## Selected text
•••

The West Bengal government has been forced to take action against a senior police officer linked to an infamous custodial-death case, in which the disappearance of key documents had been blamed on “hungry white ants”.

The government, that had invoked the wrath of the court by claiming that the records of Debashis, alias Babai Biswas, had been eaten up by white ants, disclosed on Friday that then deputy superintendent of police Avijeet Sengupta, now additional superintendent, Birbhum, has been suspended and his promotion put on hold.

The disclosure was made by state advocate-general Balai Ray in the court of Chief Justice G.B. Pattanaik, Justices U.C. Banerjee and K.G. Balakrishnan. Roy also assured the court that the trial would be conducted “expeditiously”. The apex court recorded the statement of the advocate-general and disposed of the petition. The judges, however, kept the records and said that if amicus curiae Krishan Mahajan found any lapses, he could bring them to the Supreme Court’s notice. The apex court also said the trial court in Calcutta had the power to bring any other accused to book.

•••

## Data for processing
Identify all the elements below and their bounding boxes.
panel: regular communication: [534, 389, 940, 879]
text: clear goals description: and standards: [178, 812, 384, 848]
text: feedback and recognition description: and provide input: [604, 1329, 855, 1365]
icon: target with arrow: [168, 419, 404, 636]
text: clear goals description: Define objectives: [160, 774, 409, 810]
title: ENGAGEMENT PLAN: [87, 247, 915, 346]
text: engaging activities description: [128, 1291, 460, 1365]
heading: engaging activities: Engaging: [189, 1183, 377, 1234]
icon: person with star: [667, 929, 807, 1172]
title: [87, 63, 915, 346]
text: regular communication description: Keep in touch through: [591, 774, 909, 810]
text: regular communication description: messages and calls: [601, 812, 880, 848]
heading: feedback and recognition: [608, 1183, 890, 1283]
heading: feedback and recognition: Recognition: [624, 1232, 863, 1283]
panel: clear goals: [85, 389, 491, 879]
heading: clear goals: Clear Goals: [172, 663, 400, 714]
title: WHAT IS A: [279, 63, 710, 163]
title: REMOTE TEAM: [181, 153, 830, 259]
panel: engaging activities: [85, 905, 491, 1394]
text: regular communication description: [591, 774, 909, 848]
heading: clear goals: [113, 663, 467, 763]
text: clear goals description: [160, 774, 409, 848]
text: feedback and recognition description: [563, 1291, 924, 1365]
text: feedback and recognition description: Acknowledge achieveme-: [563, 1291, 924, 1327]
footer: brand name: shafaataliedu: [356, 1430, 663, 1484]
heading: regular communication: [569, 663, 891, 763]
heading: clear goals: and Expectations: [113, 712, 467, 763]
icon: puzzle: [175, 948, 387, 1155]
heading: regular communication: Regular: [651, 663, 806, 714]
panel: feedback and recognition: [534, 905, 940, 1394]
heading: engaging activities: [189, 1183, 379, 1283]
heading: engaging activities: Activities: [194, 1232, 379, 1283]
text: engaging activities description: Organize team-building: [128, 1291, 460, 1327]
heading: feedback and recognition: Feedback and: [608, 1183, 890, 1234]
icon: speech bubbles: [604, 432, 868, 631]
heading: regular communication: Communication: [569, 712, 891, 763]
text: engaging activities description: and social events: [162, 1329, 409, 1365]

•••

## Stated problem 1
Extract the complete passage about the West Bengal custodial-death case, word for word.
## Stated problem 2
In the entries, switch "panel" to "section" everywhere from the first line through the line containing "icon: speech bubbles: [604, 432, 868, 631]", inclusive, and give back only those lines with nothing else altered.

## Worked solution 1
The West Bengal government has been forced to take action against a senior police officer linked to an infamous custodial-death case, in which the disappearance of key documents had been blamed on “hungry white ants”.

The government, that had invoked the wrath of the court by claiming that the records of Debashis, alias Babai Biswas, had been eaten up by white ants, disclosed on Friday that then deputy superintendent of police Avijeet Sengupta, now additional superintendent, Birbhum, has been suspended and his promotion put on hold.

The disclosure was made by state advocate-general Balai Ray in the court of Chief Justice G.B. Pattanaik, Justices U.C. Banerjee and K.G. Balakrishnan. Roy also assured the court that the trial would be conducted “expeditiously”. The apex court recorded the statement of the advocate-general and disposed of the petition. The judges, however, kept the records and said that if amicus curiae Krishan Mahajan found any lapses, he could bring them to the Supreme Court’s notice. The apex court also said the trial court in Calcutta had the power to bring any other accused to book.

## Worked solution 2
Identify all the elements below and their bounding boxes.
section: regular communication: [534, 389, 940, 879]
text: clear goals description: and standards: [178, 812, 384, 848]
text: feedback and recognition description: and provide input: [604, 1329, 855, 1365]
icon: target with arrow: [168, 419, 404, 636]
text: clear goals description: Define objectives: [160, 774, 409, 810]
title: ENGAGEMENT PLAN: [87, 247, 915, 346]
text: engaging activities description: [128, 1291, 460, 1365]
heading: engaging activities: Engaging: [189, 1183, 377, 1234]
icon: person with star: [667, 929, 807, 1172]
title: [87, 63, 915, 346]
text: regular communication description: Keep in touch through: [591, 774, 909, 810]
text: regular communication description: messages and calls: [601, 812, 880, 848]
heading: feedback and recognition: [608, 1183, 890, 1283]
heading: feedback and recognition: Recognition: [624, 1232, 863, 1283]
section: clear goals: [85, 389, 491, 879]
heading: clear goals: Clear Goals: [172, 663, 400, 714]
title: WHAT IS A: [279, 63, 710, 163]
title: REMOTE TEAM: [181, 153, 830, 259]
section: engaging activities: [85, 905, 491, 1394]
text: regular communication description: [591, 774, 909, 848]
heading: clear goals: [113, 663, 467, 763]
text: clear goals description: [160, 774, 409, 848]
text: feedback and recognition description: [563, 1291, 924, 1365]
text: feedback and recognition description: Acknowledge achieveme-: [563, 1291, 924, 1327]
footer: brand name: shafaataliedu: [356, 1430, 663, 1484]
heading: regular communication: [569, 663, 891, 763]
heading: clear goals: and Expectations: [113, 712, 467, 763]
icon: puzzle: [175, 948, 387, 1155]
heading: regular communication: Regular: [651, 663, 806, 714]
section: feedback and recognition: [534, 905, 940, 1394]
heading: engaging activities: [189, 1183, 379, 1283]
heading: engaging activities: Activities: [194, 1232, 379, 1283]
text: engaging activities description: Organize team-building: [128, 1291, 460, 1327]
heading: feedback and recognition: Feedback and: [608, 1183, 890, 1234]
icon: speech bubbles: [604, 432, 868, 631]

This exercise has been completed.